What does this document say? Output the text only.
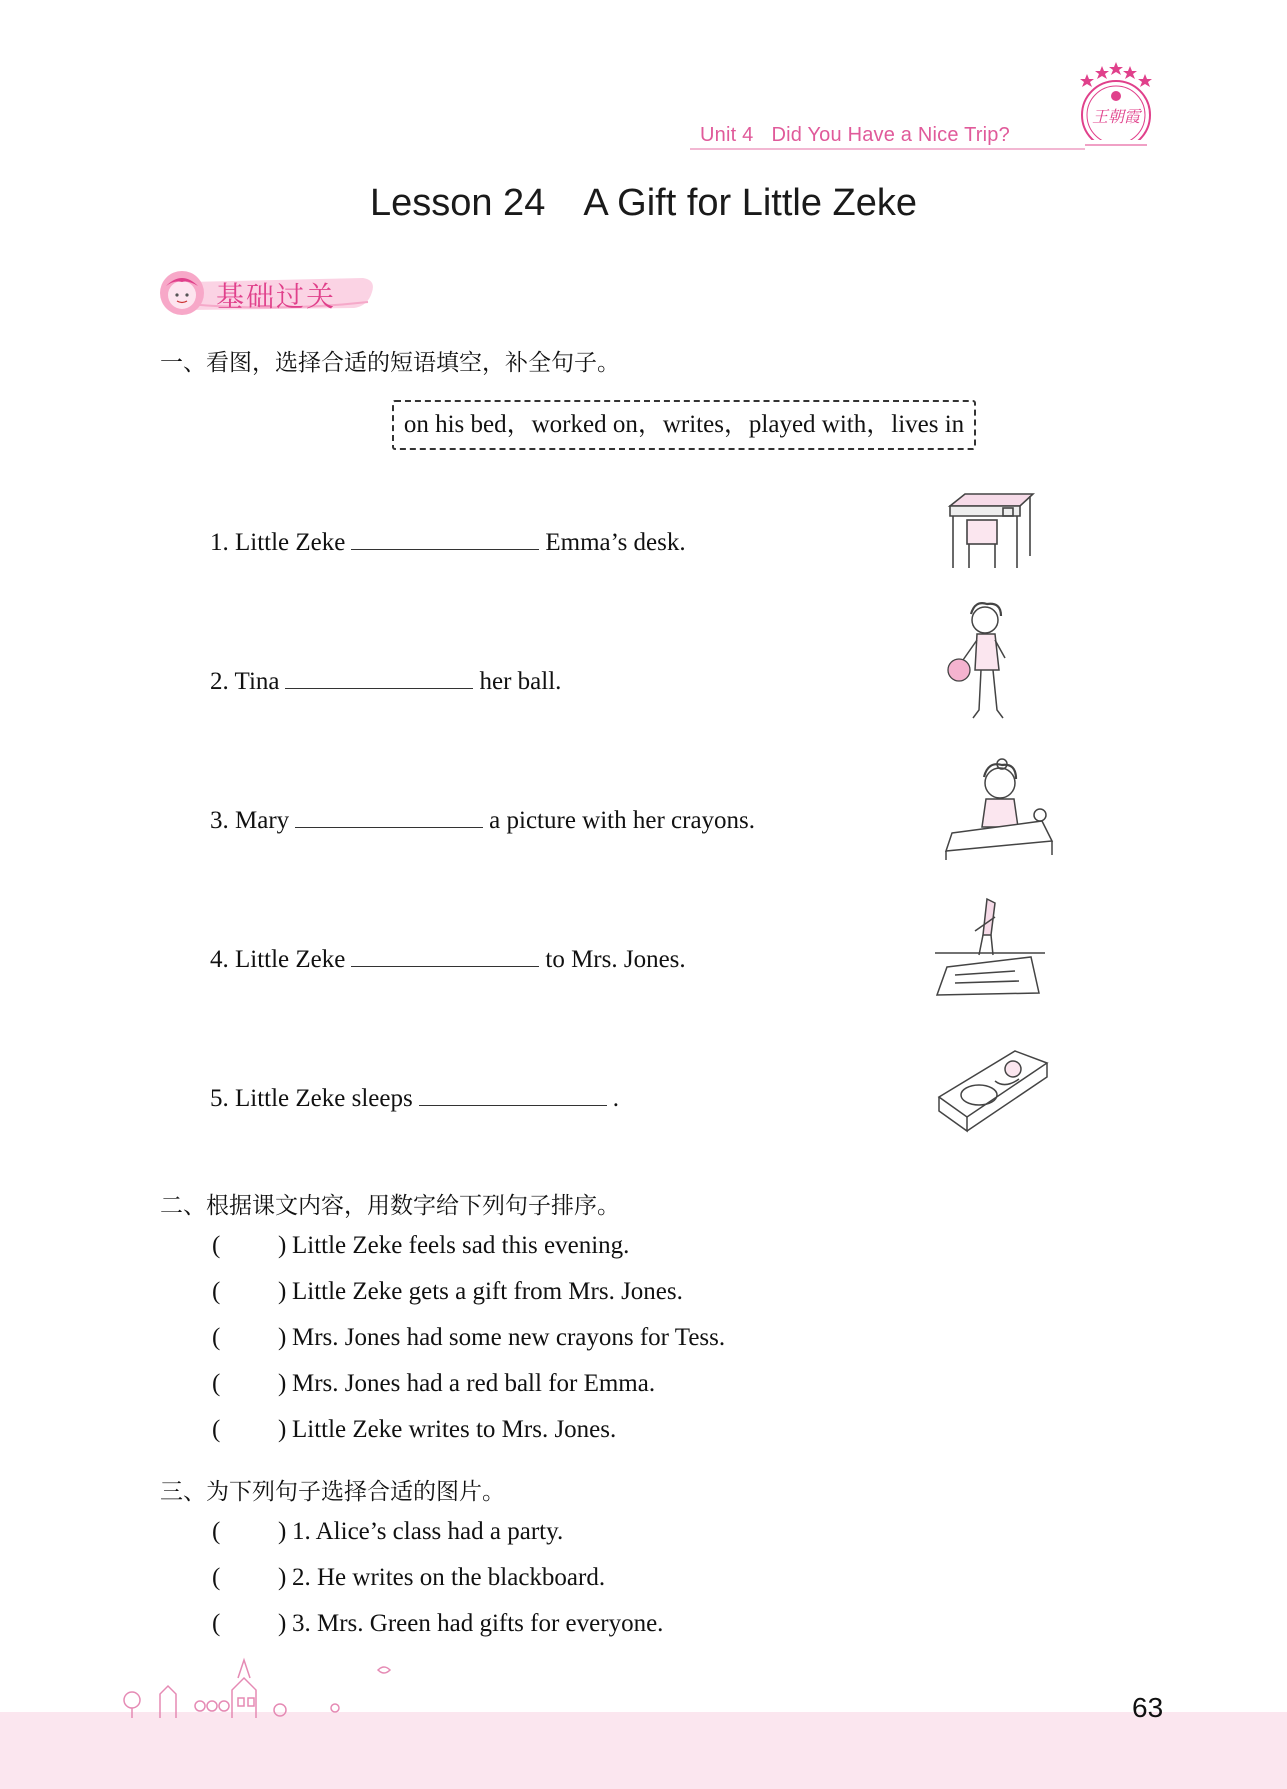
Unit 4 Did You Have a Nice Trip?
王朝霞
Lesson 24 A Gift for Little Zeke
基础过关
一、看图，选择合适的短语填空，补全句子。
on his bed，worked on，writes，played with，lives in
1. Little Zeke	Emma’s desk.
2. Tina	her ball.
3. Mary	a picture with her crayons.
4. Little Zeke	to Mrs. Jones.
5. Little Zeke sleeps	.
二、根据课文内容，用数字给下列句子排序。
( ) Little Zeke feels sad this evening.
( ) Little Zeke gets a gift from Mrs. Jones.
( ) Mrs. Jones had some new crayons for Tess.
( ) Mrs. Jones had a red ball for Emma.
( ) Little Zeke writes to Mrs. Jones.
三、为下列句子选择合适的图片。
( ) 1. Alice’s class had a party.
( ) 2. He writes on the blackboard.
( ) 3. Mrs. Green had gifts for everyone.
63
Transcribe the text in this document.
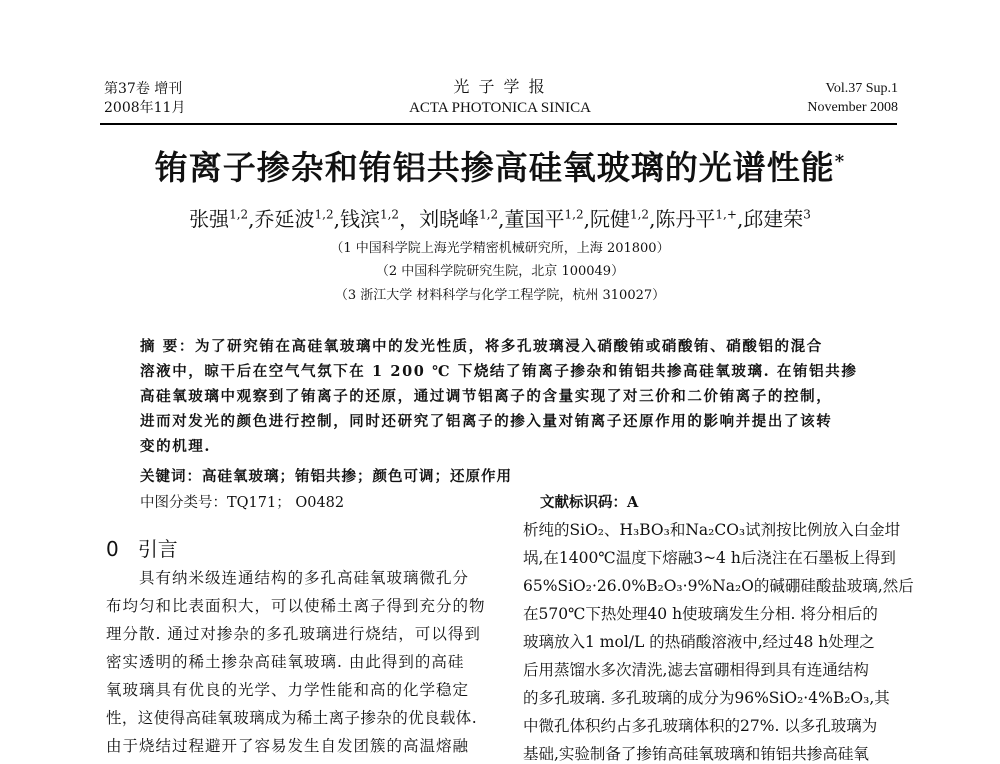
第37卷 增刊
2008年11月
光 子 学 报
ACTA PHOTONICA SINICA
Vol.37 Sup.1
November 2008
铕离子掺杂和铕铝共掺高硅氧玻璃的光谱性能*
张强$^{1,2}$,乔延波$^{1,2}$,钱滨$^{1,2}$，刘晓峰$^{1,2}$,董国平$^{1,2}$,阮健$^{1,2}$,陈丹平$^{1,+}$,邱建荣$^3$
（1 中国科学院上海光学精密机械研究所，上海 201800）
（2 中国科学院研究生院，北京 100049）
（3 浙江大学 材料科学与化学工程学院，杭州 310027）
摘 要：为了研究铕在高硅氧玻璃中的发光性质，将多孔玻璃浸入硝酸铕或硝酸铕、硝酸铝的混合
溶液中，晾干后在空气气氛下在 1 200 ℃ 下烧结了铕离子掺杂和铕铝共掺高硅氧玻璃. 在铕铝共掺
高硅氧玻璃中观察到了铕离子的还原，通过调节铝离子的含量实现了对三价和二价铕离子的控制，
进而对发光的颜色进行控制，同时还研究了铝离子的掺入量对铕离子还原作用的影响并提出了该转
变的机理.
关键词：高硅氧玻璃；铕铝共掺；颜色可调；还原作用
中图分类号：TQ171； O0482	文献标识码：A
0 引言
　　具有纳米级连通结构的多孔高硅氧玻璃微孔分
布均匀和比表面积大，可以使稀土离子得到充分的物
理分散. 通过对掺杂的多孔玻璃进行烧结，可以得到
密实透明的稀土掺杂高硅氧玻璃. 由此得到的高硅
氧玻璃具有优良的光学、力学性能和高的化学稳定
性，这使得高硅氧玻璃成为稀土离子掺杂的优良载体.
由于烧结过程避开了容易发生自发团簇的高温熔融
析纯的SiO₂、H₃BO₃和Na₂CO₃试剂按比例放入白金坩
埚,在1400℃温度下熔融3~4 h后浇注在石墨板上得到
65%SiO₂·26.0%B₂O₃·9%Na₂O的碱硼硅酸盐玻璃,然后
在570℃下热处理40 h使玻璃发生分相. 将分相后的
玻璃放入1 mol/L 的热硝酸溶液中,经过48 h处理之
后用蒸馏水多次清洗,滤去富硼相得到具有连通结构
的多孔玻璃. 多孔玻璃的成分为96%SiO₂·4%B₂O₃,其
中微孔体积约占多孔玻璃体积的27%. 以多孔玻璃为
基础,实验制备了掺铕高硅氧玻璃和铕铝共掺高硅氧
###
#### EXERCISE AIM:
What is the number of lines in the data that hold the word "text"? Reply with that number and nothing else.

#### THE COMPLETED TASK:
2